Marnie Beauchamp: 10 ways to cope with difficult clients

In the world of real estate, it is commonplace for emotions to run high.

Regardless of your role within the industry, dealing with clients often requires strategic and empathetic conversations.

Whether they are going through an extreme life event or exhibiting built-up frustration and anger, it is our job to manage each situation as respectfully and efficiently as we can.

Using the right language (verbal and non-verbal) will enable you to move challenging client interactions towards conducive agreements and outcomes.

With the use of some practical techniques, you will be able to cultivate empathy and connection, which ultimately deflates the initial emotions being raised.

When you’re dealing with highly strung, emotional or angry people the best course of action is to give them the space to speak first.

Below are 10 techniques that will help you in any difficult client situation.

  1. Active listening. Give your client your undivided attention, without judgement. Let them speak freely about their concerns, needs and opinion on the situation at hand. Be engaged and make sure that your body language matches your words and your demeanour. Examples of active listening are leaning slightly into the conversation, nodding and maintaining continuous eye contact. Don’t butt in, keep a friendly and open facial expression and be fully present, so you hear every word spoken.
  1. Show empathy. Understand what your client is going through. Just because you don’t agree with someone’s opinion or their perspective, does not mean that they are wrong, and you are right. Often there are other reasons behind their difficult behaviour, which aren’t always apparent straight away. By expressing empathy and showing your understanding of their perspective, you are basically acknowledging their emotions and often that is enough for people to completely retreat and become calmer, enabling amicable conversation.
  1. Validate. Acknowledge and validate your client’s feelings by labelling their frustration, anger or other overriding emotion. This will immediately make your client feel as though you understand them and that their voice is being heard. An example of this might be, “It seems like you are frustrated that your offer has not been accepted. Is that right?” Or, “It sounds like you are angry that we have not yet brought you an offer for your home. Would that be accurate?” This type of acknowledgement, when laid out on the table and referred to them, is a powerful way to defuse a situation as your client will feel confident that you’ve heard their concerns.

Problems and tasks
1. From the article on difficult clients, extract the passage that begins at the words "Marnie Beauchamp: 10" and stops after the words "agreements and outcomes.".
2. Answer these questions using the article on difficult clients:
(a) When dealing with highly strung, emotional or angry people, what does the article call the best course of action?
(b) What examples of active listening does it list?
(c) To validate a client's feelings, what does it say to label?

Rows
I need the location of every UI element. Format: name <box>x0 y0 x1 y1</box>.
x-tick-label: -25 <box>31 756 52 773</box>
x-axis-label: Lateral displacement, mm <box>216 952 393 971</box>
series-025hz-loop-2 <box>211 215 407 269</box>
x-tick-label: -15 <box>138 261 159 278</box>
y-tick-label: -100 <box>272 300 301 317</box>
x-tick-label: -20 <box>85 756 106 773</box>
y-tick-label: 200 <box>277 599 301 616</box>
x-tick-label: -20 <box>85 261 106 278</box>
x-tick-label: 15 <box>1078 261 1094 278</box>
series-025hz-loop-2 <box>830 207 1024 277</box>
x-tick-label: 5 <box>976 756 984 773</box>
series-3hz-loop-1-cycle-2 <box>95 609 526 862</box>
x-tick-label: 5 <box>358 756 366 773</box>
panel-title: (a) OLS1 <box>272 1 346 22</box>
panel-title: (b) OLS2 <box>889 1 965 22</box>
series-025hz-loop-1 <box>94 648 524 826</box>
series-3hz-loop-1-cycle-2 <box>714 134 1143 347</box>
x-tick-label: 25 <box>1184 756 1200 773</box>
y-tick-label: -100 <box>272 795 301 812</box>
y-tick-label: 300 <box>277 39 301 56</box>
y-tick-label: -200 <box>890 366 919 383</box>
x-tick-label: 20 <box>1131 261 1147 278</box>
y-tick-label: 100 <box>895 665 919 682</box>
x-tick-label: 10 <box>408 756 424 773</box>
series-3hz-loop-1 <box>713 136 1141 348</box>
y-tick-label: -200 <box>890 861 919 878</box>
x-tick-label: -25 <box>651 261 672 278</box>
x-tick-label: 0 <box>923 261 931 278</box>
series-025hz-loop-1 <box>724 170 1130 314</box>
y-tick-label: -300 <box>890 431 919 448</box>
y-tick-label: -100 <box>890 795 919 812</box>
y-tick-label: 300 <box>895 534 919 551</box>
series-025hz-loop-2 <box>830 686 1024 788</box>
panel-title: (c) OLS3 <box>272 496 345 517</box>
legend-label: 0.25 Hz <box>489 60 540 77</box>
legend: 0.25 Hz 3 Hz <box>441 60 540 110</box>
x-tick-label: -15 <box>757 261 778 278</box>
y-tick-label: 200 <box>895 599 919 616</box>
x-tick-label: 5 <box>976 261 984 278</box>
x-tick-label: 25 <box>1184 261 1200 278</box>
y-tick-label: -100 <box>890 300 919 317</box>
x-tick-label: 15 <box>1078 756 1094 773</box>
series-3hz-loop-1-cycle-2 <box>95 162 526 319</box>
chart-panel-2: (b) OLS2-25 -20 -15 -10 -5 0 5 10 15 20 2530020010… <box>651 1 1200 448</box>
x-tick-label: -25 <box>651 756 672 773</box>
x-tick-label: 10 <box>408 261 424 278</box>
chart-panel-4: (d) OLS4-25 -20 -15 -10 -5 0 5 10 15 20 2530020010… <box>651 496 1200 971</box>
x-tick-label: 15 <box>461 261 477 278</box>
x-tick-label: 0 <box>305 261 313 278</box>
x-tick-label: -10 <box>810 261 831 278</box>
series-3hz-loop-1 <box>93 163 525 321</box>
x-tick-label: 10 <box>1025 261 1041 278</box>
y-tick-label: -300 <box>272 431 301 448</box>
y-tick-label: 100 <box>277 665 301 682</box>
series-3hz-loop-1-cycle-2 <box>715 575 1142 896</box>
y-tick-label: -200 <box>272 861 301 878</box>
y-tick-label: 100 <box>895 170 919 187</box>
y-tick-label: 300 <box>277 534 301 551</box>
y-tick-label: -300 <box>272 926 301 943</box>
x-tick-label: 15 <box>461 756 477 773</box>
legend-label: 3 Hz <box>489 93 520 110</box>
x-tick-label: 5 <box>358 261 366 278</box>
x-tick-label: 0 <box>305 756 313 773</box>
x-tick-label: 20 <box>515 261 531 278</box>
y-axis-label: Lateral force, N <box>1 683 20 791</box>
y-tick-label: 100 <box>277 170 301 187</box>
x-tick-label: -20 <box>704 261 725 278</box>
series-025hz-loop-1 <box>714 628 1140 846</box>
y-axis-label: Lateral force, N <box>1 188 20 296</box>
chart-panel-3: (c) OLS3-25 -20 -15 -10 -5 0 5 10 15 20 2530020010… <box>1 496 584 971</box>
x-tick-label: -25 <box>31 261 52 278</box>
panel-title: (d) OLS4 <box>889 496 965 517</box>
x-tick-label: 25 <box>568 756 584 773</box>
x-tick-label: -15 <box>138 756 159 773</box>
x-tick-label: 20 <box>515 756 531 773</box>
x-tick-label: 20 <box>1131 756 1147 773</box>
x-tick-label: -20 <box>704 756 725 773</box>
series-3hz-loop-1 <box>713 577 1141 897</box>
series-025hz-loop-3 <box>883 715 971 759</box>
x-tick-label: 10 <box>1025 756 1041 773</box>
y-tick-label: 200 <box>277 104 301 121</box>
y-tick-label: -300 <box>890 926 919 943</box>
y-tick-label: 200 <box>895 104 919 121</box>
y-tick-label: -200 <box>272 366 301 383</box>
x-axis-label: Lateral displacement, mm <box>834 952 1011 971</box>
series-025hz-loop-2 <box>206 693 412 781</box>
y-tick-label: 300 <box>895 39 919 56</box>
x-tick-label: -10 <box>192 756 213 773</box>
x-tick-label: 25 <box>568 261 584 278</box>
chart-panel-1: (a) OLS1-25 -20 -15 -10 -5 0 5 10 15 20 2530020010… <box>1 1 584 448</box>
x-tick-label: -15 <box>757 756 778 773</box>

Answer set
1.
Marnie Beauchamp: 10 ways to cope with difficult clients

In the world of real estate, it is commonplace for emotions to run high.

Regardless of your role within the industry, dealing with clients often requires strategic and empathetic conversations.

Whether they are going through an extreme life event or exhibiting built-up frustration and anger, it is our job to manage each situation as respectfully and efficiently as we can.

Using the right language (verbal and non-verbal) will enable you to move challenging client interactions towards conducive agreements and outcomes.

2.
(a) Give them the space to speak first.
(b) Leaning slightly into the conversation, nodding and maintaining continuous eye contact.
(c) Their frustration, anger or other overriding emotion.